- **Given exercise**
Reproduce all of the data word for word.

- **Dataset excerpts**
════════════════

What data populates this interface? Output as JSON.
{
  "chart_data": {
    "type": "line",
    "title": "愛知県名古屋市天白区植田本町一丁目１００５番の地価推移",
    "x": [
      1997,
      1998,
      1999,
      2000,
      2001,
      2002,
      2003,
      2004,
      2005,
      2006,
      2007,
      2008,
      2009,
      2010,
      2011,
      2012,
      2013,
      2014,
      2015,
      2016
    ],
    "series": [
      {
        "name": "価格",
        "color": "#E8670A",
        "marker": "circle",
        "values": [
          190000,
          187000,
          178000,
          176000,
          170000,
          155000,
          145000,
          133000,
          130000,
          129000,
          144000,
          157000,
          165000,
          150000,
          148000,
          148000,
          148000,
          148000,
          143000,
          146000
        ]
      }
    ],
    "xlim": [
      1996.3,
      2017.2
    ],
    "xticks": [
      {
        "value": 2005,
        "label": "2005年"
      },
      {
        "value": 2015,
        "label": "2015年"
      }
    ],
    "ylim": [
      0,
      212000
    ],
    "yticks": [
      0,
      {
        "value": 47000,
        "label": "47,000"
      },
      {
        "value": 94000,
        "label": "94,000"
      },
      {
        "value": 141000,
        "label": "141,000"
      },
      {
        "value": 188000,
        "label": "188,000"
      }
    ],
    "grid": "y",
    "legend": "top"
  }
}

════════════════

- **Exercise result**
What data populates this interface? Output as JSON.
{
  "chart_data": {
    "type": "line",
    "title": "愛知県名古屋市天白区植田本町一丁目１００５番の地価推移",
    "x": [
      1997,
      1998,
      1999,
      2000,
      2001,
      2002,
      2003,
      2004,
      2005,
      2006,
      2007,
      2008,
      2009,
      2010,
      2011,
      2012,
      2013,
      2014,
      2015,
      2016
    ],
    "series": [
      {
        "name": "価格",
        "color": "#E8670A",
        "marker": "circle",
        "values": [
          190000,
          187000,
          178000,
          176000,
          170000,
          155000,
          145000,
          133000,
          130000,
          129000,
          144000,
          157000,
          165000,
          150000,
          148000,
          148000,
          148000,
          148000,
          143000,
          146000
        ]
      }
    ],
    "xlim": [
      1996.3,
      2017.2
    ],
    "xticks": [
      {
        "value": 2005,
        "label": "2005年"
      },
      {
        "value": 2015,
        "label": "2015年"
      }
    ],
    "ylim": [
      0,
      212000
    ],
    "yticks": [
      0,
      {
        "value": 47000,
        "label": "47,000"
      },
      {
        "value": 94000,
        "label": "94,000"
      },
      {
        "value": 141000,
        "label": "141,000"
      },
      {
        "value": 188000,
        "label": "188,000"
      }
    ],
    "grid": "y",
    "legend": "top"
  }
}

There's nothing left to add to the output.